■ **Your task**
Wherever the string "Author" occurs in a line of these records, report that line.

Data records
══════

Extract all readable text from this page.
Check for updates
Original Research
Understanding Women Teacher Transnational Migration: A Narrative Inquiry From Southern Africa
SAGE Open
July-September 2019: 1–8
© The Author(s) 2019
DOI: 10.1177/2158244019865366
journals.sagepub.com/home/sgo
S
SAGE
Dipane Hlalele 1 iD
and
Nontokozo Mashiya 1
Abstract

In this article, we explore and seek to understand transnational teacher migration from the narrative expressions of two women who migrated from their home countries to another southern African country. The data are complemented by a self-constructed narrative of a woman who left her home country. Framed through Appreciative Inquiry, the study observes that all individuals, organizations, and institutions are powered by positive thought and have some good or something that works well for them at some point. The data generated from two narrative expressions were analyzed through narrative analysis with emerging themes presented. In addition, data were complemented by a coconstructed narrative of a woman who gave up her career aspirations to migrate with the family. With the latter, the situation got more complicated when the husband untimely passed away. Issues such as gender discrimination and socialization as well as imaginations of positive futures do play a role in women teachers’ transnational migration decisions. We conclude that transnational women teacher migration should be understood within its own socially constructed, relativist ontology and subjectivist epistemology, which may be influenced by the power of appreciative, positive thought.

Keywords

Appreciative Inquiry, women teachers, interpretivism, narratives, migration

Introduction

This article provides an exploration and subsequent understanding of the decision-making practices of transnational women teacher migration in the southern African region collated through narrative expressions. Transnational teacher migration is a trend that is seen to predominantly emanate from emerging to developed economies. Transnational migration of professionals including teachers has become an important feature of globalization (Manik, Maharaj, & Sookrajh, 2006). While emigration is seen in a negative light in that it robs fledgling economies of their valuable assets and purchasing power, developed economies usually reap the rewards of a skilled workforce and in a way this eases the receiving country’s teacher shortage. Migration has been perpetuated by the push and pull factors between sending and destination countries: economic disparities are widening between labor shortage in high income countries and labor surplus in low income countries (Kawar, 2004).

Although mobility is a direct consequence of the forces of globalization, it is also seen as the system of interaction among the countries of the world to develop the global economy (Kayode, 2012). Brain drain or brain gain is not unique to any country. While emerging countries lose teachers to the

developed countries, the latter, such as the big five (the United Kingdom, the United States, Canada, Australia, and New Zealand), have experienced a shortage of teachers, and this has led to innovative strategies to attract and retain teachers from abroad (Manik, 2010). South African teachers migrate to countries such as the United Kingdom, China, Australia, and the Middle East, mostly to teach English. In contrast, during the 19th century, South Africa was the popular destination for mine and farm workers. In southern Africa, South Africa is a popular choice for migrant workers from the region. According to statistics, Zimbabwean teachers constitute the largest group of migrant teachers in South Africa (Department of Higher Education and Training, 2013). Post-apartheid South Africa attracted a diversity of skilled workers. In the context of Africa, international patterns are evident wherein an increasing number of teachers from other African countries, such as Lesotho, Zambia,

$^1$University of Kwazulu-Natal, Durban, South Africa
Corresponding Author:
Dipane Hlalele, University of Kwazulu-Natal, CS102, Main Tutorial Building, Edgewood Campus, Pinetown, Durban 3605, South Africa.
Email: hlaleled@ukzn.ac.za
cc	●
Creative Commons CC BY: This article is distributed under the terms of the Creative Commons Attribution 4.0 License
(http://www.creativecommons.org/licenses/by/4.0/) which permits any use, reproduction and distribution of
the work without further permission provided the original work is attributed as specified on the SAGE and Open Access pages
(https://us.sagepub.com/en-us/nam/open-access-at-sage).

══════

■ **Answer to this problem**
© The Author(s) 2019
Corresponding Author:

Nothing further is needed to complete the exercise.